- Problem statement
Read the lines that follow and pick out every one containing the word "物体做减速运动".

- Raw records
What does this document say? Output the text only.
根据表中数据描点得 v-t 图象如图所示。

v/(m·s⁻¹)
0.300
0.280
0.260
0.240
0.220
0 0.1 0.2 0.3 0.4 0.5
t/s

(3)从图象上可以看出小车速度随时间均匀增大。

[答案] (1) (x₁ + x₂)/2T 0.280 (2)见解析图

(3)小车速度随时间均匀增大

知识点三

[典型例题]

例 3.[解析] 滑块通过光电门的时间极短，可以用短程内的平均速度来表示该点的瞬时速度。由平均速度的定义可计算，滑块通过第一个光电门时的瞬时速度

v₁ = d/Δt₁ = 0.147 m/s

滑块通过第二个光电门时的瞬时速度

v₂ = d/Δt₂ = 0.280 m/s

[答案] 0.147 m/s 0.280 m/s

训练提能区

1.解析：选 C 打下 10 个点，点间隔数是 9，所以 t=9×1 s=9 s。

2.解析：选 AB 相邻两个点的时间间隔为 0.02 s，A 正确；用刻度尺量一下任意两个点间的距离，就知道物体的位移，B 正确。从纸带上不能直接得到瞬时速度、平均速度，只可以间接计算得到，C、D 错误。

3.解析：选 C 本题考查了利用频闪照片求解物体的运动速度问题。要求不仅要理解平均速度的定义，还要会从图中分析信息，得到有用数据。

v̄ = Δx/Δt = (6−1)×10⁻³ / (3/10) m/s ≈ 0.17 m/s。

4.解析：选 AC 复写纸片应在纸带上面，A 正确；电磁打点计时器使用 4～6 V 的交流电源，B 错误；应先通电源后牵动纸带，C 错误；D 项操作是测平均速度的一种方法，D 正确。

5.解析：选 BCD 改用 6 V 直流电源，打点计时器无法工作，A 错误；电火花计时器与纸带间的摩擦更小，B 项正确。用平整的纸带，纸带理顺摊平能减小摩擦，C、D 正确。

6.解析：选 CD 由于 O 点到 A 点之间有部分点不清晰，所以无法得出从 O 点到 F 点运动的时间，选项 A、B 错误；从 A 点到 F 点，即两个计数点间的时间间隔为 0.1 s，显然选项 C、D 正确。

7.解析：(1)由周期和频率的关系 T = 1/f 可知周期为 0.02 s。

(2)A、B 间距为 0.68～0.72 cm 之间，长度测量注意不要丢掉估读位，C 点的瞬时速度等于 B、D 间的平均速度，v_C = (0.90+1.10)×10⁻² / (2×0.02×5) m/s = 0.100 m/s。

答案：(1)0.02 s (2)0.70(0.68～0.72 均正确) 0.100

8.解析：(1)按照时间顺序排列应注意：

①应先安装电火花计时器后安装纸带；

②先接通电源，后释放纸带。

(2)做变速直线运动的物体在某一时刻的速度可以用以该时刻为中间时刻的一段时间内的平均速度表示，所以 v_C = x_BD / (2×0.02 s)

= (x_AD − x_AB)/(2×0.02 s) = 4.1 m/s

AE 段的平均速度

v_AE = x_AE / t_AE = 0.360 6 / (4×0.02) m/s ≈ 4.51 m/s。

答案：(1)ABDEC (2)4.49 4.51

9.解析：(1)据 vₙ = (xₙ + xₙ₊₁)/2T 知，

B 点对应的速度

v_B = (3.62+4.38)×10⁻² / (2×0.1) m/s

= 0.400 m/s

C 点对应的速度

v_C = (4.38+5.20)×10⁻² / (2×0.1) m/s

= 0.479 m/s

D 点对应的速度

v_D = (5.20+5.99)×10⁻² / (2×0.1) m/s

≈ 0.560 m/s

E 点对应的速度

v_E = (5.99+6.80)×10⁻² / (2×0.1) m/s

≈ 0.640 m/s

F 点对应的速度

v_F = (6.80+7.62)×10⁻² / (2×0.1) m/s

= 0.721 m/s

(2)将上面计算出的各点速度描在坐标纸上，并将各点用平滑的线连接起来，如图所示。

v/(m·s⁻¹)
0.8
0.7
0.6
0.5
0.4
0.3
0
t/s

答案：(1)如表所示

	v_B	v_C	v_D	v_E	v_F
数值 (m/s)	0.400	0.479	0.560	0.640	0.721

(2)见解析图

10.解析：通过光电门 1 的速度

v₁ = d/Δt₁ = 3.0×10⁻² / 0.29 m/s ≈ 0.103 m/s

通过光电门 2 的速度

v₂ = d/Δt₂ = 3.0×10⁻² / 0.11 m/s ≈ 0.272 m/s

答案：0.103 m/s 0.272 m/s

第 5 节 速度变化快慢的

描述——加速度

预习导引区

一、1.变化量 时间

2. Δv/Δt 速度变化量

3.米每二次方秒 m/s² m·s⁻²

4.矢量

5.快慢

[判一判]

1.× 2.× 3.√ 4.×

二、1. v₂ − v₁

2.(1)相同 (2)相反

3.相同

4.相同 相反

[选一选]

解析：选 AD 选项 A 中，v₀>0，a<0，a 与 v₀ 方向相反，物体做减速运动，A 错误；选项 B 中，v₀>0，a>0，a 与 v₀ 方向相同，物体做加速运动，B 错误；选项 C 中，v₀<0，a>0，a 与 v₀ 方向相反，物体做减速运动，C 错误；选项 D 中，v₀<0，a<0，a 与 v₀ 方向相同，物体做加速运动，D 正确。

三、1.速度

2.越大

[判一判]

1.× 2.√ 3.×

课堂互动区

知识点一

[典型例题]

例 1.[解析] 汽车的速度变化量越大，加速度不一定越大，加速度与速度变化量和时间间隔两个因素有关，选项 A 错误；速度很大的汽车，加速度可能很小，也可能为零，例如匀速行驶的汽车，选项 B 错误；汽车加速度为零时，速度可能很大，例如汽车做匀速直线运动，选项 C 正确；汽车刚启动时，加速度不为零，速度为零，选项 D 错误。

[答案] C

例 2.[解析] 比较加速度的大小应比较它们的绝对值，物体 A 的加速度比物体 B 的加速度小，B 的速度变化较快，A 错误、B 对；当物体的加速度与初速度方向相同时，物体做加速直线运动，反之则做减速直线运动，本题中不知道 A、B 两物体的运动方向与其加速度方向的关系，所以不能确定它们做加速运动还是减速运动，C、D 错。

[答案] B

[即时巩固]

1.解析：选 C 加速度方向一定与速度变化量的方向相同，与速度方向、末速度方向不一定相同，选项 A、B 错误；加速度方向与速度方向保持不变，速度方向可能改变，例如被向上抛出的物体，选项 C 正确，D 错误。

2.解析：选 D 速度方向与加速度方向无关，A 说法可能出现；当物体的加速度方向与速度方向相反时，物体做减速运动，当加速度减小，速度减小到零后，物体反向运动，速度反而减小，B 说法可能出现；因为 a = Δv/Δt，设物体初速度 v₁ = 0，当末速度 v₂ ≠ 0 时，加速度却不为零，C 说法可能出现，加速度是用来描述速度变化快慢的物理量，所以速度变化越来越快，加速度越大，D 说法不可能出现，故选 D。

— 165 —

- Reply to the task
解析：选 AD 选项 A 中，v₀>0，a<0，a 与 v₀ 方向相反，物体做减速运动，A 错误；选项 B 中，v₀>0，a>0，a 与 v₀ 方向相同，物体做加速运动，B 错误；选项 C 中，v₀<0，a>0，a 与 v₀ 方向相反，物体做减速运动，C 错误；选项 D 中，v₀<0，a<0，a 与 v₀ 方向相同，物体做加速运动，D 正确。
2.解析：选 D 速度方向与加速度方向无关，A 说法可能出现；当物体的加速度方向与速度方向相反时，物体做减速运动，当加速度减小，速度减小到零后，物体反向运动，速度反而减小，B 说法可能出现；因为 a = Δv/Δt，设物体初速度 v₁ = 0，当末速度 v₂ ≠ 0 时，加速度却不为零，C 说法可能出现，加速度是用来描述速度变化快慢的物理量，所以速度变化越来越快，加速度越大，D 说法不可能出现，故选 D。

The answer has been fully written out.